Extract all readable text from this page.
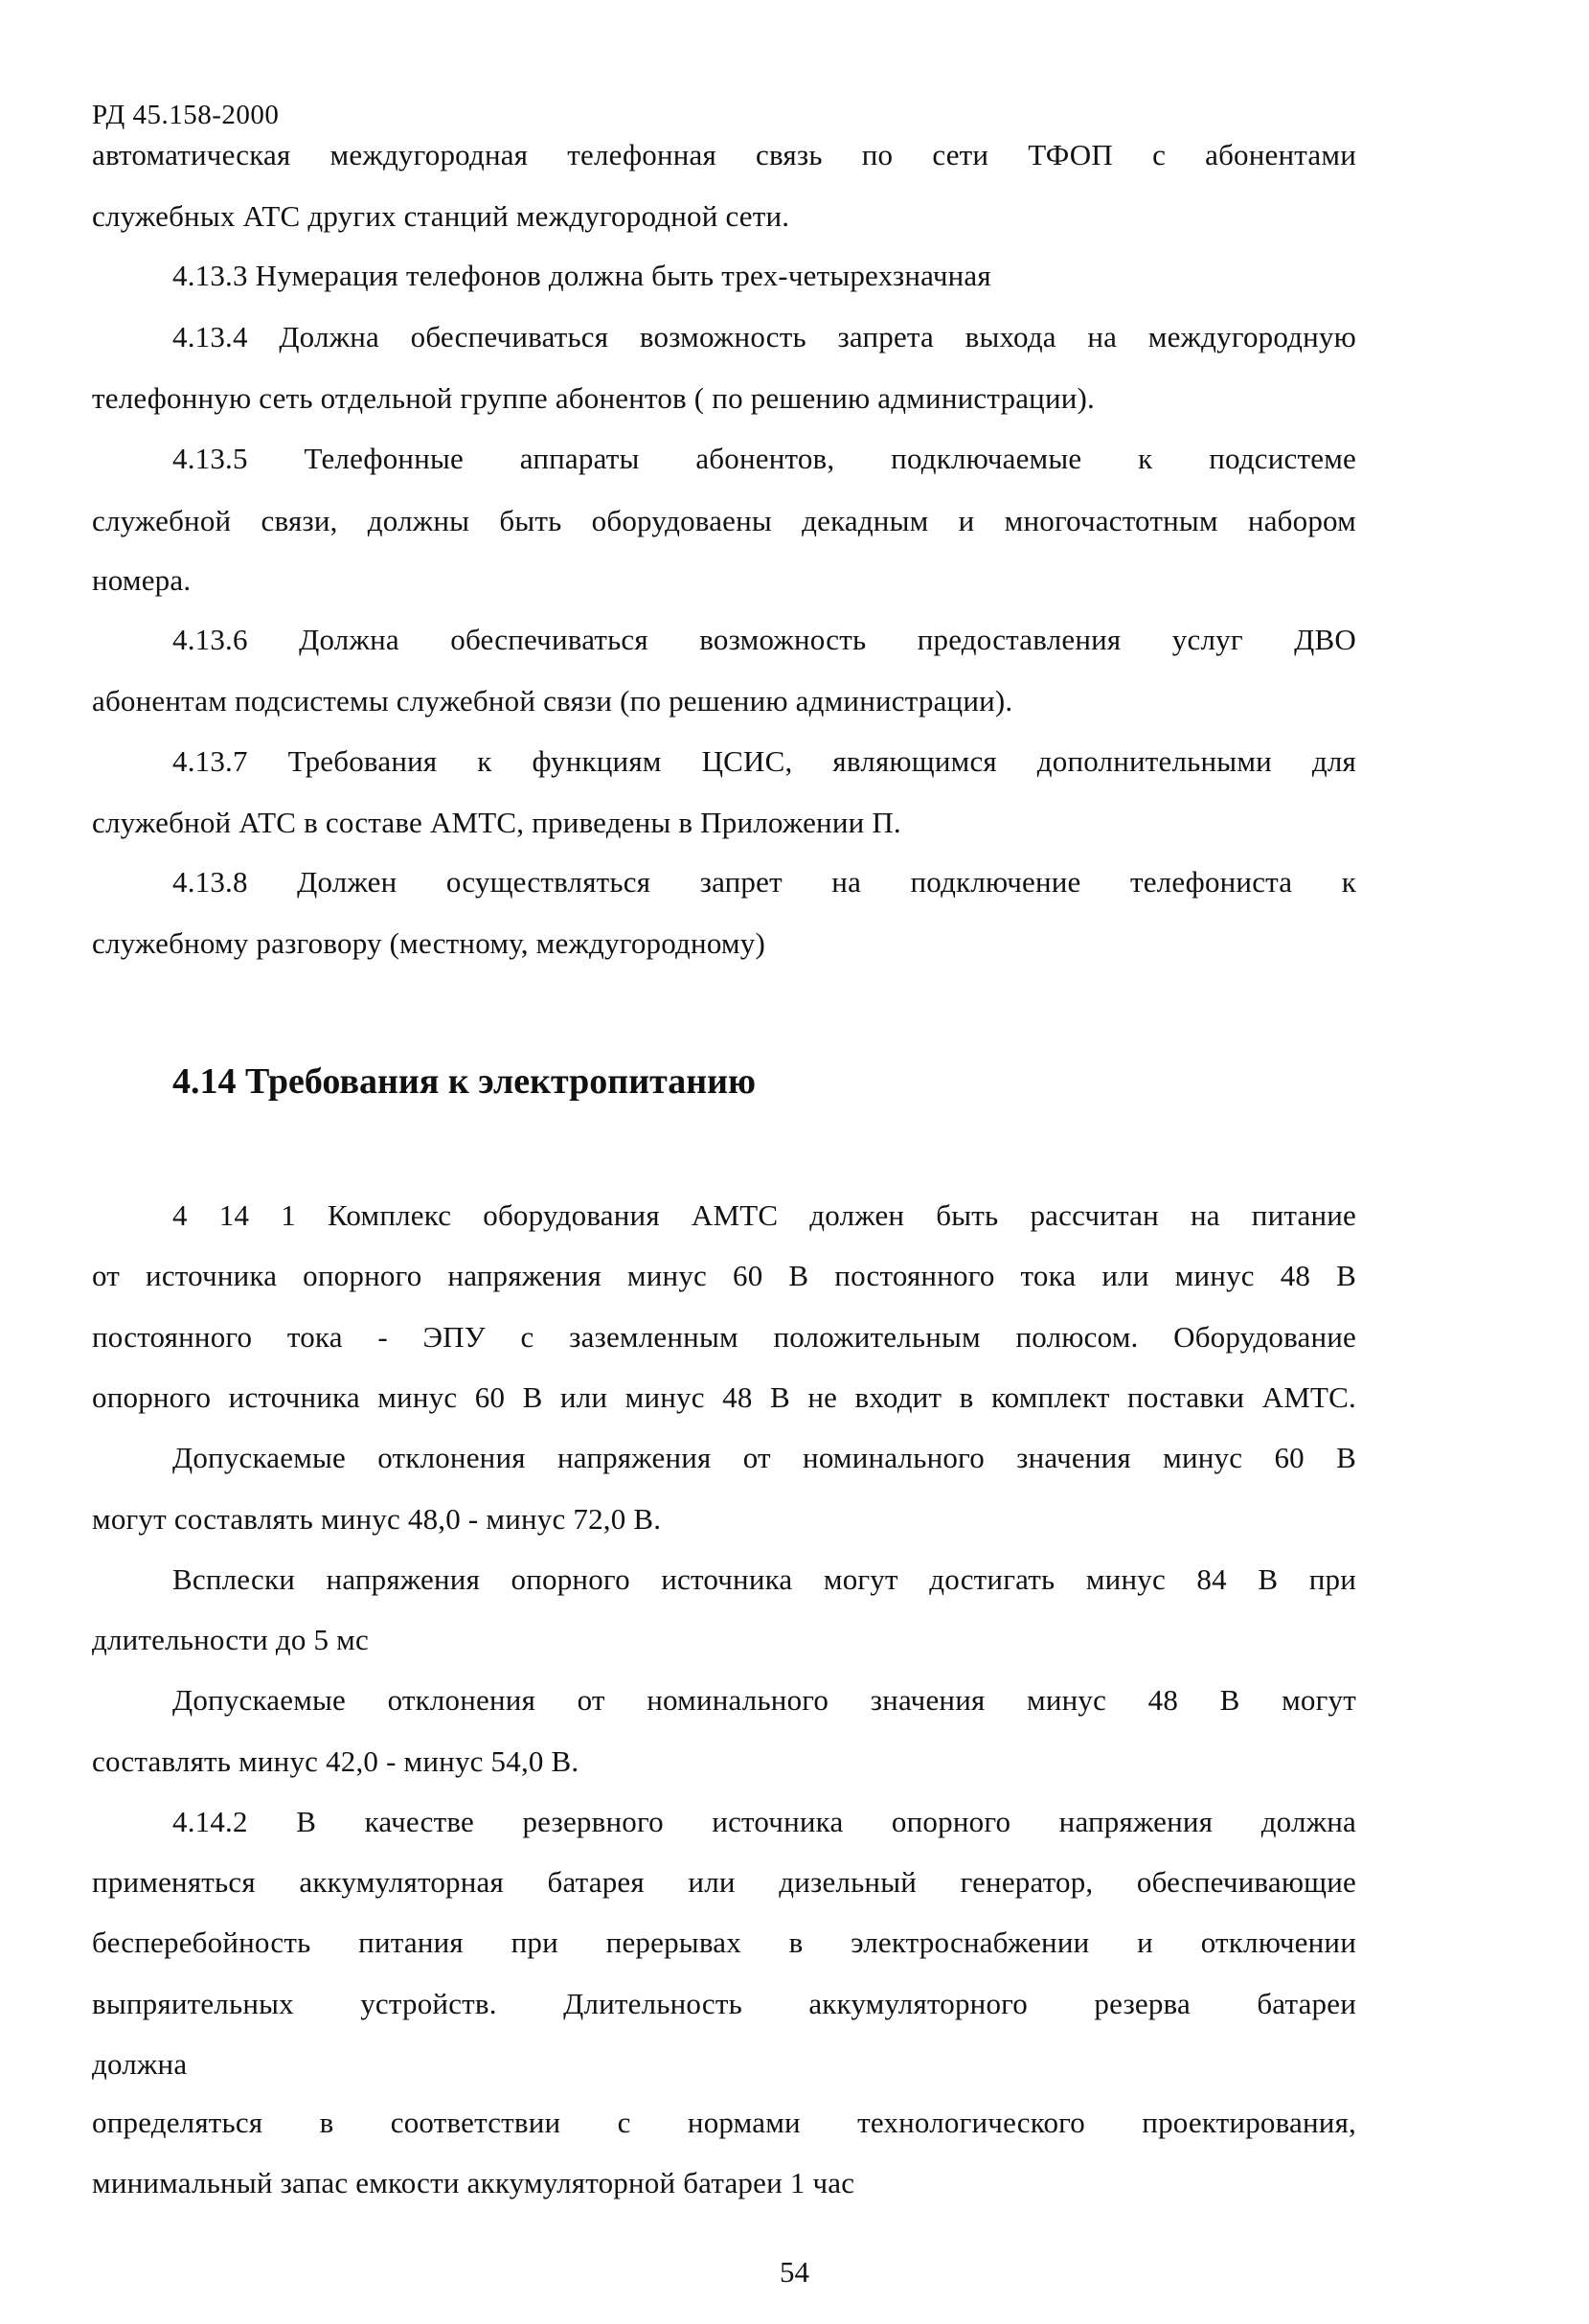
РД 45.158-2000
автоматическая междугородная телефонная связь по сети ТФОП с абонентами
служебных АТС других станций междугородной сети.
4.13.3 Нумерация телефонов должна быть трех-четырехзначная
4.13.4 Должна обеспечиваться возможность запрета выхода на междугородную
телефонную сеть отдельной группе абонентов ( по решению администрации).
4.13.5 Телефонные аппараты абонентов, подключаемые к подсистеме
служебной связи, должны быть оборудоваены декадным и многочастотным набором
номера.
4.13.6 Должна обеспечиваться возможность предоставления услуг ДВО
абонентам подсистемы служебной связи (по решению администрации).
4.13.7 Требования к функциям ЦСИС, являющимся дополнительными для
служебной АТС в составе АМТС, приведены в Приложении П.
4.13.8 Должен осуществляться запрет на подключение телефониста к
служебному разговору (местному, междугородному)
4.14 Требования к электропитанию
4 14 1 Комплекс оборудования АМТС должен быть рассчитан на питание
от источника опорного напряжения минус 60 В постоянного тока или минус 48 В
постоянного тока - ЭПУ с заземленным положительным полюсом. Оборудование
опорного источника минус 60 В или минус 48 В не входит в комплект поставки АМТС.
Допускаемые отклонения напряжения от номинального значения минус 60 В
могут составлять минус 48,0 - минус 72,0 В.
Всплески напряжения опорного источника могут достигать минус 84 В при
длительности до 5 мс
Допускаемые отклонения от номинального значения минус 48 В могут
составлять минус 42,0 - минус 54,0 В.
4.14.2 В качестве резервного источника опорного напряжения должна
применяться аккумуляторная батарея или дизельный генератор, обеспечивающие
бесперебойность питания при перерывах в электроснабжении и отключении
выпряительных устройств. Длительность аккумуляторного резерва батареи
должна
определяться в соответствии с нормами технологического проектирования,
минимальный запас емкости аккумуляторной батареи 1 час
54
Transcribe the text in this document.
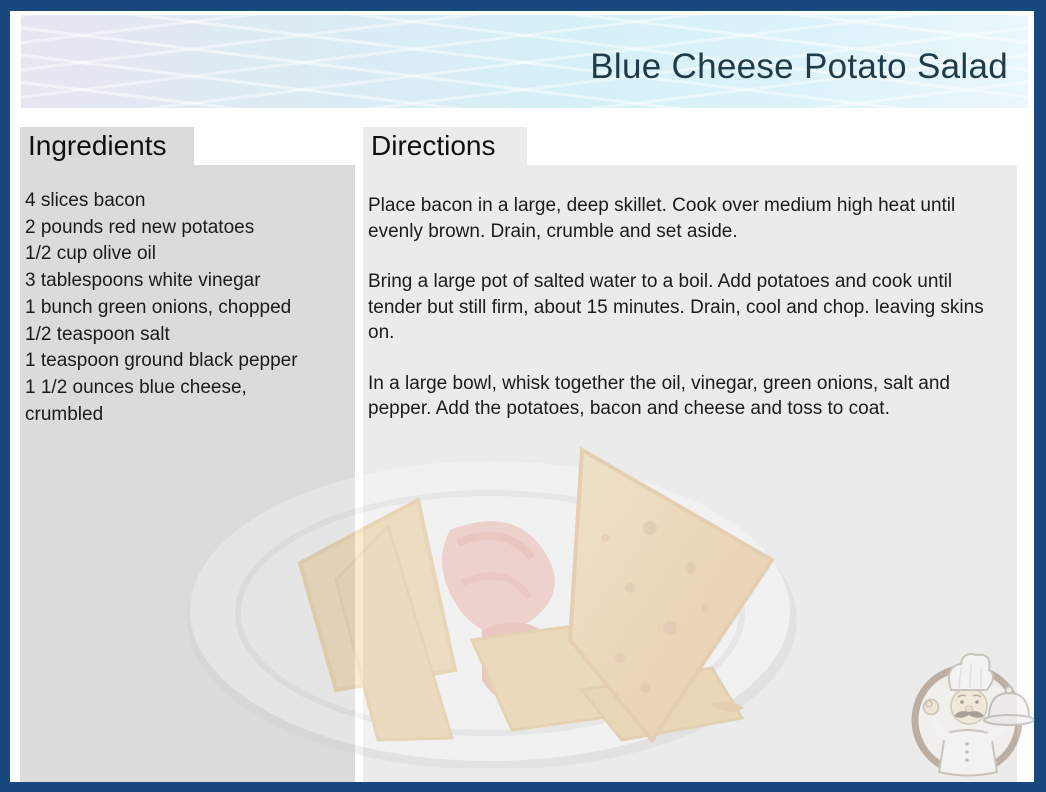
Blue Cheese Potato Salad
Ingredients	Directions
4 slices bacon
2 pounds red new potatoes
1/2 cup olive oil
3 tablespoons white vinegar
1 bunch green onions, chopped
1/2 teaspoon salt
1 teaspoon ground black pepper
1 1/2 ounces blue cheese, crumbled

Place bacon in a large, deep skillet. Cook over medium high heat until evenly brown. Drain, crumble and set aside.

Bring a large pot of salted water to a boil. Add potatoes and cook until tender but still firm, about 15 minutes. Drain, cool and chop. leaving skins on.

In a large bowl, whisk together the oil, vinegar, green onions, salt and pepper. Add the potatoes, bacon and cheese and toss to coat.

+ + + + +

● EXERCISE AIM: Reproduce every entry exactly, but omit each picture.

● COMPLETE ANSWER:
Extract all readable text from this page.
РД 45.158-2000
автоматическая междугородная телефонная связь по сети ТФОП с абонентами
служебных АТС других станций междугородной сети.
4.13.3 Нумерация телефонов должна быть трех-четырехзначная
4.13.4 Должна обеспечиваться возможность запрета выхода на междугородную
телефонную сеть отдельной группе абонентов ( по решению администрации).
4.13.5 Телефонные аппараты абонентов, подключаемые к подсистеме
служебной связи, должны быть оборудоваены декадным и многочастотным набором
номера.
4.13.6 Должна обеспечиваться возможность предоставления услуг ДВО
абонентам подсистемы служебной связи (по решению администрации).
4.13.7 Требования к функциям ЦСИС, являющимся дополнительными для
служебной АТС в составе АМТС, приведены в Приложении П.
4.13.8 Должен осуществляться запрет на подключение телефониста к
служебному разговору (местному, междугородному)
4.14 Требования к электропитанию
4 14 1 Комплекс оборудования АМТС должен быть рассчитан на питание
от источника опорного напряжения минус 60 В постоянного тока или минус 48 В
постоянного тока - ЭПУ с заземленным положительным полюсом. Оборудование
опорного источника минус 60 В или минус 48 В не входит в комплект поставки АМТС.
Допускаемые отклонения напряжения от номинального значения минус 60 В
могут составлять минус 48,0 - минус 72,0 В.
Всплески напряжения опорного источника могут достигать минус 84 В при
длительности до 5 мс
Допускаемые отклонения от номинального значения минус 48 В могут
составлять минус 42,0 - минус 54,0 В.
4.14.2 В качестве резервного источника опорного напряжения должна
применяться аккумуляторная батарея или дизельный генератор, обеспечивающие
бесперебойность питания при перерывах в электроснабжении и отключении
выпряительных устройств. Длительность аккумуляторного резерва батареи
должна
определяться в соответствии с нормами технологического проектирования,
минимальный запас емкости аккумуляторной батареи 1 час
54
Transcribe the text in this document.
Blue Cheese Potato Salad
Ingredients	Directions
4 slices bacon
2 pounds red new potatoes
1/2 cup olive oil
3 tablespoons white vinegar
1 bunch green onions, chopped
1/2 teaspoon salt
1 teaspoon ground black pepper
1 1/2 ounces blue cheese, crumbled

Place bacon in a large, deep skillet. Cook over medium high heat until evenly brown. Drain, crumble and set aside.

Bring a large pot of salted water to a boil. Add potatoes and cook until tender but still firm, about 15 minutes. Drain, cool and chop. leaving skins on.

In a large bowl, whisk together the oil, vinegar, green onions, salt and pepper. Add the potatoes, bacon and cheese and toss to coat.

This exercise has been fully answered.